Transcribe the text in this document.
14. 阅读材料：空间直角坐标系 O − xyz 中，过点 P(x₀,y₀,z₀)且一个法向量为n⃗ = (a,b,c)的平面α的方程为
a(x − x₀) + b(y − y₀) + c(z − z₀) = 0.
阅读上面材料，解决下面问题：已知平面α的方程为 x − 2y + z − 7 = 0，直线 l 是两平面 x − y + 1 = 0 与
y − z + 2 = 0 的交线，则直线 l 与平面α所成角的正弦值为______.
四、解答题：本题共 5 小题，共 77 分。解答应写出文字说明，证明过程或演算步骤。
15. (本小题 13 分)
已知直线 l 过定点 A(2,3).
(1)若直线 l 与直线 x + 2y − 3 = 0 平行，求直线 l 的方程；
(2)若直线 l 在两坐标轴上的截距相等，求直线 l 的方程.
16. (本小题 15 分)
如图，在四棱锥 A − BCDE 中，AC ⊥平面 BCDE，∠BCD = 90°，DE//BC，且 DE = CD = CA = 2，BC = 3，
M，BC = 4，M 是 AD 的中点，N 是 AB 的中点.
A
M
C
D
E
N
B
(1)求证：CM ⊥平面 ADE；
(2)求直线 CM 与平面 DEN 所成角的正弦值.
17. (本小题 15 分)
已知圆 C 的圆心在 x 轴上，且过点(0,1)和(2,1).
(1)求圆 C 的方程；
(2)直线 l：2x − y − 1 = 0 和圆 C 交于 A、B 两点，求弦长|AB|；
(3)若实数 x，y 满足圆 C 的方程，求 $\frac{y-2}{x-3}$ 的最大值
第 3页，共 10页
┄┄┄┄┄┄┄┄┄┄
- [Exercise description] Print out all the entries precisely as written.

- [The output]
Transcribe the text in this document.
14. 阅读材料：空间直角坐标系 O − xyz 中，过点 P(x₀,y₀,z₀)且一个法向量为n⃗ = (a,b,c)的平面α的方程为
a(x − x₀) + b(y − y₀) + c(z − z₀) = 0.
阅读上面材料，解决下面问题：已知平面α的方程为 x − 2y + z − 7 = 0，直线 l 是两平面 x − y + 1 = 0 与
y − z + 2 = 0 的交线，则直线 l 与平面α所成角的正弦值为______.
四、解答题：本题共 5 小题，共 77 分。解答应写出文字说明，证明过程或演算步骤。
15. (本小题 13 分)
已知直线 l 过定点 A(2,3).
(1)若直线 l 与直线 x + 2y − 3 = 0 平行，求直线 l 的方程；
(2)若直线 l 在两坐标轴上的截距相等，求直线 l 的方程.
16. (本小题 15 分)
如图，在四棱锥 A − BCDE 中，AC ⊥平面 BCDE，∠BCD = 90°，DE//BC，且 DE = CD = CA = 2，BC = 3，
M，BC = 4，M 是 AD 的中点，N 是 AB 的中点.
A
M
C
D
E
N
B
(1)求证：CM ⊥平面 ADE；
(2)求直线 CM 与平面 DEN 所成角的正弦值.
17. (本小题 15 分)
已知圆 C 的圆心在 x 轴上，且过点(0,1)和(2,1).
(1)求圆 C 的方程；
(2)直线 l：2x − y − 1 = 0 和圆 C 交于 A、B 两点，求弦长|AB|；
(3)若实数 x，y 满足圆 C 的方程，求 $\frac{y-2}{x-3}$ 的最大值
第 3页，共 10页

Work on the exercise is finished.